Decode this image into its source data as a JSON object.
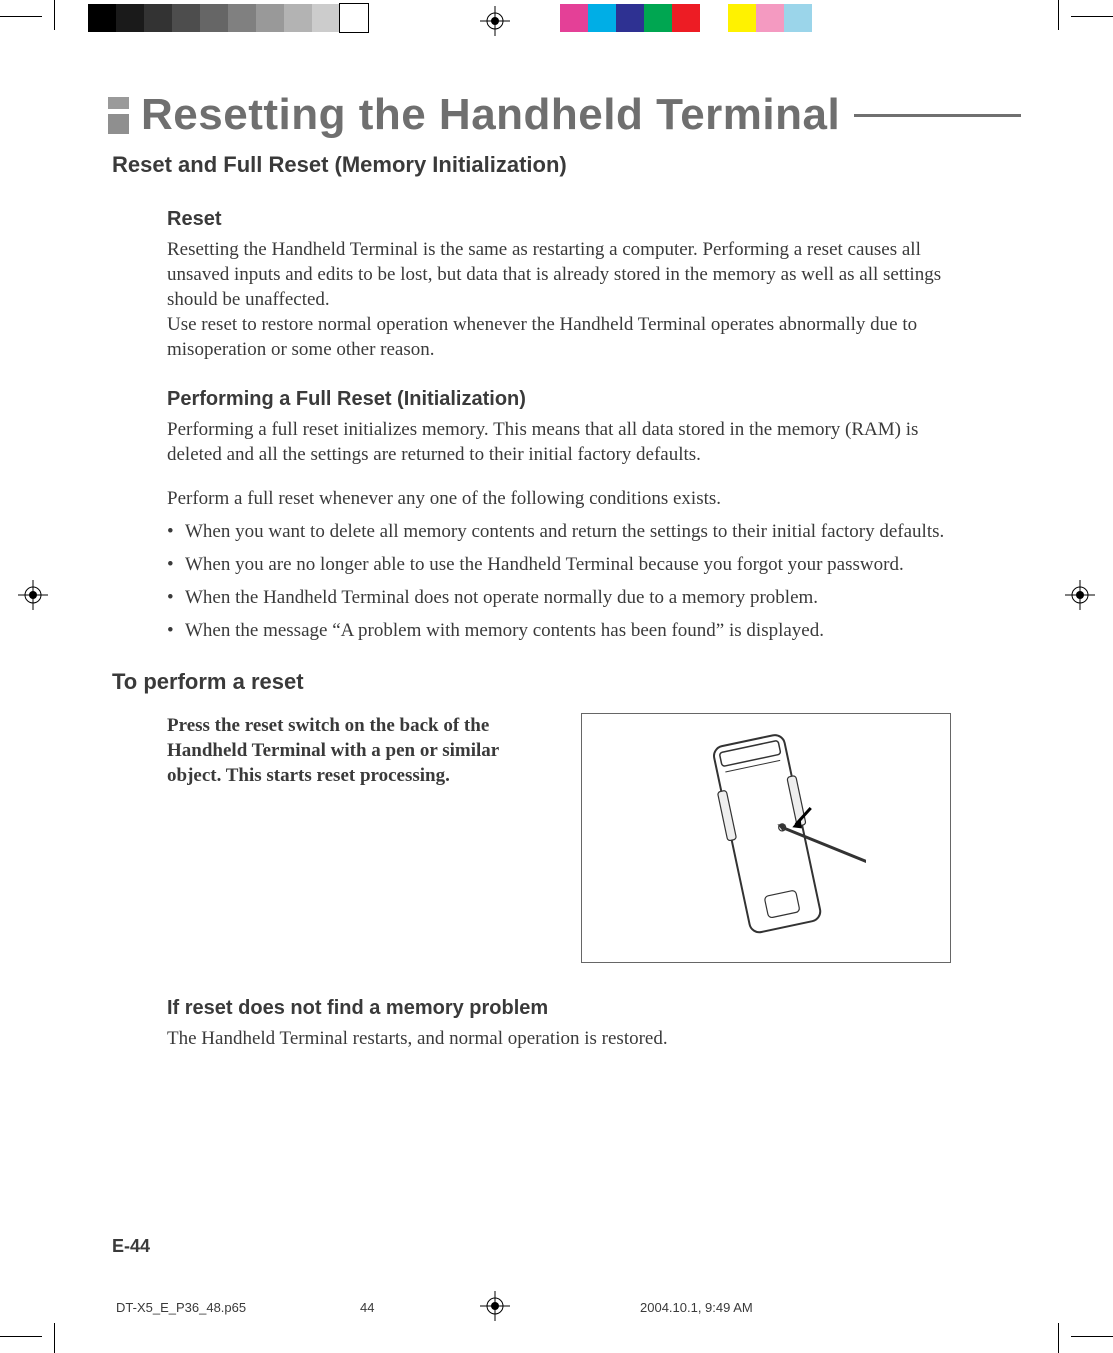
{
  "printerMarks": {
    "grayscaleBar": [
      "#000000",
      "#1a1a1a",
      "#333333",
      "#4d4d4d",
      "#666666",
      "#808080",
      "#999999",
      "#b3b3b3",
      "#cccccc",
      "#ffffff"
    ],
    "colorBar": [
      "#e44097",
      "#00aee6",
      "#2e3192",
      "#00a651",
      "#ed1c24",
      "#ffffff",
      "#fff200",
      "#f49ac1",
      "#9bd5ea",
      "#ffffff"
    ]
  },
  "title": "Resetting the Handheld Terminal",
  "section1": {
    "heading": "Reset and Full Reset (Memory Initialization)",
    "reset": {
      "heading": "Reset",
      "para1": "Resetting the Handheld Terminal is the same as restarting a computer. Performing a reset causes all unsaved inputs and edits to be lost, but data that is already stored in the memory as well as all settings should be unaffected.",
      "para2": "Use reset to restore normal operation whenever the Handheld Terminal operates abnormally due to misoperation or some other reason."
    },
    "fullReset": {
      "heading": "Performing a Full Reset (Initialization)",
      "para1": "Performing a full reset initializes memory. This means that all data stored in the memory (RAM) is deleted and all the settings are returned to their initial factory defaults.",
      "para2": "Perform a full reset whenever any one of the following conditions exists.",
      "bullets": [
        "When you want to delete all memory contents and return the settings to their initial factory defaults.",
        "When you are no longer able to use the Handheld Terminal because you forgot your password.",
        "When the Handheld Terminal does not operate normally due to a memory problem.",
        "When the message “A problem with memory contents has been found” is displayed."
      ]
    }
  },
  "section2": {
    "heading": "To perform a reset",
    "instruction": "Press the reset switch on the back of the Handheld Terminal with a pen or similar object.  This starts reset processing.",
    "sub": {
      "heading": "If reset does not find a memory problem",
      "body": "The Handheld Terminal restarts, and normal operation is restored."
    }
  },
  "footer": {
    "pageNumber": "E-44",
    "slugFile": "DT-X5_E_P36_48.p65",
    "slugPage": "44",
    "slugDate": "2004.10.1, 9:49 AM"
  }
}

* **Exercise requirements**
Search the lines for the string "Initialization" and copy every line that has it.

* **The solution**
    "heading": "Reset and Full Reset (Memory Initialization)",
      "heading": "Performing a Full Reset (Initialization)",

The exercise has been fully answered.